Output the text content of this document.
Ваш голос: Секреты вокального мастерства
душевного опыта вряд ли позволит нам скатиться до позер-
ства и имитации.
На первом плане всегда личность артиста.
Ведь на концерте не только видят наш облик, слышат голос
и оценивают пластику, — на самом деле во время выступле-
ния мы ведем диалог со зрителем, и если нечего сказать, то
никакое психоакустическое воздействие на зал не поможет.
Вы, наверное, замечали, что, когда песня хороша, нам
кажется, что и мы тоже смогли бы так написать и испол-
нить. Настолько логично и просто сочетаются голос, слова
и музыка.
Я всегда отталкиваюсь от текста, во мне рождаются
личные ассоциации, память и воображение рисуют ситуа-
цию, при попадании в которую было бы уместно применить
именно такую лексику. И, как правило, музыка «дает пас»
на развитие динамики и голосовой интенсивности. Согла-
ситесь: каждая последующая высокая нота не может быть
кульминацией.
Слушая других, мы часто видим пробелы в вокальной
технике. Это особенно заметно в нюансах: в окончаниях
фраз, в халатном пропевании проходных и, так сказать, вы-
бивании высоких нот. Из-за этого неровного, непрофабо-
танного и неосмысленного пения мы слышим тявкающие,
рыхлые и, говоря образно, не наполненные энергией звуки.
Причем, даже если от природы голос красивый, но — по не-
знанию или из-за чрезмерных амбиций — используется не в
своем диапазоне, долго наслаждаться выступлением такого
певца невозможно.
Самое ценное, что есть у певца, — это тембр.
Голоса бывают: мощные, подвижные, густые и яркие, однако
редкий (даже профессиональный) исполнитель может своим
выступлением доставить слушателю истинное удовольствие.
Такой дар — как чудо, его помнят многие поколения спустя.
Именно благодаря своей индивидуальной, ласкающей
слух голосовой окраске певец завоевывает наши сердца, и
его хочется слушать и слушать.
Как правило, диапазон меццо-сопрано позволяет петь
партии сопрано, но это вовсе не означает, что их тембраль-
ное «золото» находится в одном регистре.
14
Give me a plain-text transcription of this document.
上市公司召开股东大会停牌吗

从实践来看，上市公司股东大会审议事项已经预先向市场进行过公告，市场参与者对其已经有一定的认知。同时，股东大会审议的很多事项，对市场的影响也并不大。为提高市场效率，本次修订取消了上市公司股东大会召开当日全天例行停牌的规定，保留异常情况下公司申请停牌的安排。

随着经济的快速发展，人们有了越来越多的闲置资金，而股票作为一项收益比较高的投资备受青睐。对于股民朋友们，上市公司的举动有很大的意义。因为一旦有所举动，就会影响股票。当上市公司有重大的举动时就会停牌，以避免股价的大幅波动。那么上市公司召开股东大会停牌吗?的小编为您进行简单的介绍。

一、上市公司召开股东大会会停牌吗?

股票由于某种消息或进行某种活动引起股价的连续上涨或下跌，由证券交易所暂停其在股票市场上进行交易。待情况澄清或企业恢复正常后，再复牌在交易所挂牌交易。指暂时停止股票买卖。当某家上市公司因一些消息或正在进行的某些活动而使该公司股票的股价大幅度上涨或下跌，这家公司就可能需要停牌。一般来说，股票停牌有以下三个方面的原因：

□ □ □ □ □

--- Your goal ---
Each entry is to be returned in full, character for character.

--- The result ---
Output the text content of this document.
Ваш голос: Секреты вокального мастерства
душевного опыта вряд ли позволит нам скатиться до позер-
ства и имитации.
На первом плане всегда личность артиста.
Ведь на концерте не только видят наш облик, слышат голос
и оценивают пластику, — на самом деле во время выступле-
ния мы ведем диалог со зрителем, и если нечего сказать, то
никакое психоакустическое воздействие на зал не поможет.
Вы, наверное, замечали, что, когда песня хороша, нам
кажется, что и мы тоже смогли бы так написать и испол-
нить. Настолько логично и просто сочетаются голос, слова
и музыка.
Я всегда отталкиваюсь от текста, во мне рождаются
личные ассоциации, память и воображение рисуют ситуа-
цию, при попадании в которую было бы уместно применить
именно такую лексику. И, как правило, музыка «дает пас»
на развитие динамики и голосовой интенсивности. Согла-
ситесь: каждая последующая высокая нота не может быть
кульминацией.
Слушая других, мы часто видим пробелы в вокальной
технике. Это особенно заметно в нюансах: в окончаниях
фраз, в халатном пропевании проходных и, так сказать, вы-
бивании высоких нот. Из-за этого неровного, непрофабо-
танного и неосмысленного пения мы слышим тявкающие,
рыхлые и, говоря образно, не наполненные энергией звуки.
Причем, даже если от природы голос красивый, но — по не-
знанию или из-за чрезмерных амбиций — используется не в
своем диапазоне, долго наслаждаться выступлением такого
певца невозможно.
Самое ценное, что есть у певца, — это тембр.
Голоса бывают: мощные, подвижные, густые и яркие, однако
редкий (даже профессиональный) исполнитель может своим
выступлением доставить слушателю истинное удовольствие.
Такой дар — как чудо, его помнят многие поколения спустя.
Именно благодаря своей индивидуальной, ласкающей
слух голосовой окраске певец завоевывает наши сердца, и
его хочется слушать и слушать.
Как правило, диапазон меццо-сопрано позволяет петь
партии сопрано, но это вовсе не означает, что их тембраль-
ное «золото» находится в одном регистре.
14
Give me a plain-text transcription of this document.
上市公司召开股东大会停牌吗

从实践来看，上市公司股东大会审议事项已经预先向市场进行过公告，市场参与者对其已经有一定的认知。同时，股东大会审议的很多事项，对市场的影响也并不大。为提高市场效率，本次修订取消了上市公司股东大会召开当日全天例行停牌的规定，保留异常情况下公司申请停牌的安排。

随着经济的快速发展，人们有了越来越多的闲置资金，而股票作为一项收益比较高的投资备受青睐。对于股民朋友们，上市公司的举动有很大的意义。因为一旦有所举动，就会影响股票。当上市公司有重大的举动时就会停牌，以避免股价的大幅波动。那么上市公司召开股东大会停牌吗?的小编为您进行简单的介绍。

一、上市公司召开股东大会会停牌吗?

股票由于某种消息或进行某种活动引起股价的连续上涨或下跌，由证券交易所暂停其在股票市场上进行交易。待情况澄清或企业恢复正常后，再复牌在交易所挂牌交易。指暂时停止股票买卖。当某家上市公司因一些消息或正在进行的某些活动而使该公司股票的股价大幅度上涨或下跌，这家公司就可能需要停牌。一般来说，股票停牌有以下三个方面的原因：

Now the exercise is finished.